INSTRUCTIONS TO FOLLOW
Locate all lines in the data below that hold "JSON" and show them.

THE INPUT
>> start

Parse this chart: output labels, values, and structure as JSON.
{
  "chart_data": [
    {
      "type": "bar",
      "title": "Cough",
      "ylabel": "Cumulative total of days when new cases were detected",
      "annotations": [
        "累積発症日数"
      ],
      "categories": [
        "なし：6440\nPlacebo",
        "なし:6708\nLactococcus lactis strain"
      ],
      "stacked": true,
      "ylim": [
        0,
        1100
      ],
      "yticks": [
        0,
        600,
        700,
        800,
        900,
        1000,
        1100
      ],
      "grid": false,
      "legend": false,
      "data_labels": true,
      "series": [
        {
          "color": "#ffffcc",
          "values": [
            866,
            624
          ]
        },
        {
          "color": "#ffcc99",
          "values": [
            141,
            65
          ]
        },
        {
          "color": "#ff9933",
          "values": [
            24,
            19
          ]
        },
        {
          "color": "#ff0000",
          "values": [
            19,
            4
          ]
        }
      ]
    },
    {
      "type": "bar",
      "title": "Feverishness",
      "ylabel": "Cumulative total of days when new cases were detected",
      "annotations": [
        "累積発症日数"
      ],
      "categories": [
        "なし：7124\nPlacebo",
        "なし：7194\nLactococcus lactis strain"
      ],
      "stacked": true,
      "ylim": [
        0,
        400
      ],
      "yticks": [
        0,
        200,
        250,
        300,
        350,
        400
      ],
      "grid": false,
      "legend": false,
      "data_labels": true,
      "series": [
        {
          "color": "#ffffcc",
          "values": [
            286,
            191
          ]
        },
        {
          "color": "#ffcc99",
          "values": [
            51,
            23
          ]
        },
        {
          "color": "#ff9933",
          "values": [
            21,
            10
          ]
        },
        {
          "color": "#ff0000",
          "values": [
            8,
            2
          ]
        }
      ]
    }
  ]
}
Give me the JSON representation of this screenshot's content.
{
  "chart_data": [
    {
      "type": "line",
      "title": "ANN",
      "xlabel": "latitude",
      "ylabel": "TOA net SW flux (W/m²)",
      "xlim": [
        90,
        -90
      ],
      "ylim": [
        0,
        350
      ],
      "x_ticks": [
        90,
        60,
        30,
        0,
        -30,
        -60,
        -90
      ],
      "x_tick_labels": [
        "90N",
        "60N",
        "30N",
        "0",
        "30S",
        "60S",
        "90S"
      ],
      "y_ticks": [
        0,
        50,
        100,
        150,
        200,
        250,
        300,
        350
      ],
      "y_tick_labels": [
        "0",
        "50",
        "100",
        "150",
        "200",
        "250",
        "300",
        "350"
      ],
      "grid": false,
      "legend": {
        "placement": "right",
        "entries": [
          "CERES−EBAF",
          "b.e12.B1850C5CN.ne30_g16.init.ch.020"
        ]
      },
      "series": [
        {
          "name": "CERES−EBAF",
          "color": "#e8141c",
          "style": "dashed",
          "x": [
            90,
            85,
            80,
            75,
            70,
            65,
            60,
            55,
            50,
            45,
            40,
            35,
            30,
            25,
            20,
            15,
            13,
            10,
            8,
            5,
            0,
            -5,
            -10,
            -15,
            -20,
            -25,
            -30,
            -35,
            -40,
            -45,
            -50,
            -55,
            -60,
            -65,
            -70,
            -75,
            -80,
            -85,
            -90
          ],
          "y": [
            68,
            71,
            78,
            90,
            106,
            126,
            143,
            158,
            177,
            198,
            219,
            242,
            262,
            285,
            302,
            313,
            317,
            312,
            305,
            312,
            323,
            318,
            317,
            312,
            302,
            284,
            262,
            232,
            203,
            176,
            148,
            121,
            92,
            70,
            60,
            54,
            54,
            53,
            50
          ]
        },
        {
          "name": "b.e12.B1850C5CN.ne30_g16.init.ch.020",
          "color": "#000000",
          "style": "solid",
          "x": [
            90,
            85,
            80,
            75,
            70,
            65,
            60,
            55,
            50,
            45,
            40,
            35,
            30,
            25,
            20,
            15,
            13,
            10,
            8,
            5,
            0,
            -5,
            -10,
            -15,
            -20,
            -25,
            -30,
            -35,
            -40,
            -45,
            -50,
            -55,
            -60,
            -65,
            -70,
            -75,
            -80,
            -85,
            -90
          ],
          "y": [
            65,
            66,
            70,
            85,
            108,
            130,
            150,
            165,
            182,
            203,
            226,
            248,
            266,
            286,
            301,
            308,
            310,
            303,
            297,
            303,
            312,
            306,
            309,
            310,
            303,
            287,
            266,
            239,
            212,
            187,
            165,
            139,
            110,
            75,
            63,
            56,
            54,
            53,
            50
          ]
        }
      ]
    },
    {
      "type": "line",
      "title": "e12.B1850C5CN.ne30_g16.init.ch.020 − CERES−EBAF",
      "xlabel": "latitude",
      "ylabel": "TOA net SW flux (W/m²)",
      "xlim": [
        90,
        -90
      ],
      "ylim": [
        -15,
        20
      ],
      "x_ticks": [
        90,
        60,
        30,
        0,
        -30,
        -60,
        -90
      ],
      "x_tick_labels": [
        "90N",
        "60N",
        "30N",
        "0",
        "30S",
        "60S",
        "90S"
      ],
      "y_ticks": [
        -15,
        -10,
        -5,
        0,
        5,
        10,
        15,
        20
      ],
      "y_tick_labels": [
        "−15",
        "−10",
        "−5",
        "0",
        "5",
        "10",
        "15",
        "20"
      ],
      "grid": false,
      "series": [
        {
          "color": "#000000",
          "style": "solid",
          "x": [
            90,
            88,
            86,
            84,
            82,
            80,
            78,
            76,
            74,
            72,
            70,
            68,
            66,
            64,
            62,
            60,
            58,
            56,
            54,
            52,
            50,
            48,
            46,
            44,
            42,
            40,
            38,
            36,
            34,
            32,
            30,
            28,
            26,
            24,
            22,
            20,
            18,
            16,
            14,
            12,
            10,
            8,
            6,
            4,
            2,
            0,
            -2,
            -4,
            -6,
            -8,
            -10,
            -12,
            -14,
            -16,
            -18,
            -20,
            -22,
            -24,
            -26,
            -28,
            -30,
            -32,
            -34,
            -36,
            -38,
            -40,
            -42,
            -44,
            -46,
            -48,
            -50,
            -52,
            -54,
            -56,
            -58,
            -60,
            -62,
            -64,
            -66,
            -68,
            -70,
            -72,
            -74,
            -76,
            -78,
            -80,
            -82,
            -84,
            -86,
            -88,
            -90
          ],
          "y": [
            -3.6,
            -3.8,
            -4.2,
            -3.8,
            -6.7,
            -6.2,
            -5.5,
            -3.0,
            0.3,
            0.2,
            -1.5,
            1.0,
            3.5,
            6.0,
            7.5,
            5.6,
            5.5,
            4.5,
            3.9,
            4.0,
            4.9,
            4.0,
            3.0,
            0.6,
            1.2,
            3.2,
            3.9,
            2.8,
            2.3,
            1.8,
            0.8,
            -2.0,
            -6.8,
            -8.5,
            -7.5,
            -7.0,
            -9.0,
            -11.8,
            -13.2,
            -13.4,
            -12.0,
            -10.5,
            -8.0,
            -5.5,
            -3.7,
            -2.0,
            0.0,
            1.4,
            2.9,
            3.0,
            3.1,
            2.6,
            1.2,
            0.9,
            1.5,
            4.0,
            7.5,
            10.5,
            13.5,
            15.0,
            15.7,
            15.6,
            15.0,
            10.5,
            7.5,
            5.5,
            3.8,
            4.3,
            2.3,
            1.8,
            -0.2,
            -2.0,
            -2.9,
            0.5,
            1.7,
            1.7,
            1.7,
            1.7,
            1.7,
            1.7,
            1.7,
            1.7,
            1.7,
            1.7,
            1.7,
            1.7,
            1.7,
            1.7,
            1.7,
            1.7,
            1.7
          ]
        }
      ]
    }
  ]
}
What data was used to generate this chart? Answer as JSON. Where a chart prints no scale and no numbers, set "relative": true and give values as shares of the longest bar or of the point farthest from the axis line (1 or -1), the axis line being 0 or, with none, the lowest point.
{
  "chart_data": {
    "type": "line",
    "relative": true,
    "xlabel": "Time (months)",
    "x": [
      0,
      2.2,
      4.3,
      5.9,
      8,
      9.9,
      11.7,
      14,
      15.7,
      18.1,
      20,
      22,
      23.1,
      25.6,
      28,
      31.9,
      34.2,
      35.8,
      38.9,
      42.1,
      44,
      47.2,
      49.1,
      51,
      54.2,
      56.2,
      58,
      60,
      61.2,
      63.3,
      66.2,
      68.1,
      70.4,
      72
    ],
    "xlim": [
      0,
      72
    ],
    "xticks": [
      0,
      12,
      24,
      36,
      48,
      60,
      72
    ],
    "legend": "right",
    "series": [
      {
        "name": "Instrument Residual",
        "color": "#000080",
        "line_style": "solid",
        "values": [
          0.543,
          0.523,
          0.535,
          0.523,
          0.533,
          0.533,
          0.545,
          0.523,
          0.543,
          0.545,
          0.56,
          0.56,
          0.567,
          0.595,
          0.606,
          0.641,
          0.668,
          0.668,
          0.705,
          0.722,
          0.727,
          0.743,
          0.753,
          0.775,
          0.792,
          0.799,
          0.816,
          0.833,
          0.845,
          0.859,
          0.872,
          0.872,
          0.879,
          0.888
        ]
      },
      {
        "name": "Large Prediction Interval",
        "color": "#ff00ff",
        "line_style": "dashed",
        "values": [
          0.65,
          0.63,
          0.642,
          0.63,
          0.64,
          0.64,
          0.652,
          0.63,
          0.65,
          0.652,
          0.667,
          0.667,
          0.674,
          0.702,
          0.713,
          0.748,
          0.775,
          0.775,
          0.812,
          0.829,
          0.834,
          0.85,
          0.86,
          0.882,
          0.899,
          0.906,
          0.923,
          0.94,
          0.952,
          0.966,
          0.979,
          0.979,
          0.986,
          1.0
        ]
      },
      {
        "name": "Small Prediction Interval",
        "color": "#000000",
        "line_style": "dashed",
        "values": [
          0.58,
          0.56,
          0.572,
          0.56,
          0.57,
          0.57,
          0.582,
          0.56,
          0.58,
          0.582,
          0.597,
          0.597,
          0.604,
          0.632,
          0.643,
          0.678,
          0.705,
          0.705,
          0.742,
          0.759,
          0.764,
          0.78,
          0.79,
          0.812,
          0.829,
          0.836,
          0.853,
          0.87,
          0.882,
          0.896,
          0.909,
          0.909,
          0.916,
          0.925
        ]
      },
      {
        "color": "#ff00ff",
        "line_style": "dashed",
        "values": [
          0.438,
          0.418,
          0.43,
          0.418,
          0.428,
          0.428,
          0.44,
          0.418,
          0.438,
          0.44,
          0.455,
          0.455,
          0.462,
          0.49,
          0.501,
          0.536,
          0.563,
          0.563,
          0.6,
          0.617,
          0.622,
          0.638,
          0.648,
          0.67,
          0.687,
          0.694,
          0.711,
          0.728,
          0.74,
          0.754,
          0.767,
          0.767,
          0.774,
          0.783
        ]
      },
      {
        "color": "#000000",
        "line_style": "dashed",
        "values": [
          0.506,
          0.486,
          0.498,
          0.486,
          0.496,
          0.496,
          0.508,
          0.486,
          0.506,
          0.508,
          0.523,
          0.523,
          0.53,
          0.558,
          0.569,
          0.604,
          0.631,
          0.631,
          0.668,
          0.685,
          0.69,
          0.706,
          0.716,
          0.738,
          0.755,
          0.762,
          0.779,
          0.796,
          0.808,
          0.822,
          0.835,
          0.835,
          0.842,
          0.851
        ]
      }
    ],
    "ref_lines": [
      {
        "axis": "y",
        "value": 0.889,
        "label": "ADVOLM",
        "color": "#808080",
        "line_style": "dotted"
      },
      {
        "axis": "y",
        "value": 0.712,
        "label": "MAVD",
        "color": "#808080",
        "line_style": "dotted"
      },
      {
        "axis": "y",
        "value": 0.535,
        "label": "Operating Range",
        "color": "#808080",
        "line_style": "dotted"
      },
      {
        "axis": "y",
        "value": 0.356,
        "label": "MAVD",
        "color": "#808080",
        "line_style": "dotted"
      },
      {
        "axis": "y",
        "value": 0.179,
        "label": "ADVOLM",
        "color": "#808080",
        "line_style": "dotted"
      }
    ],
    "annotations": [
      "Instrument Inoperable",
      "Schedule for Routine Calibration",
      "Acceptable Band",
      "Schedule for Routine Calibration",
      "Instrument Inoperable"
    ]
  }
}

>> end

THE ANSWER
Parse this chart: output labels, values, and structure as JSON.
Give me the JSON representation of this screenshot's content.
What data was used to generate this chart? Answer as JSON. Where a chart prints no scale and no numbers, set "relative": true and give values as shares of the longest bar or of the point farthest from the axis line (1 or -1), the axis line being 0 or, with none, the lowest point.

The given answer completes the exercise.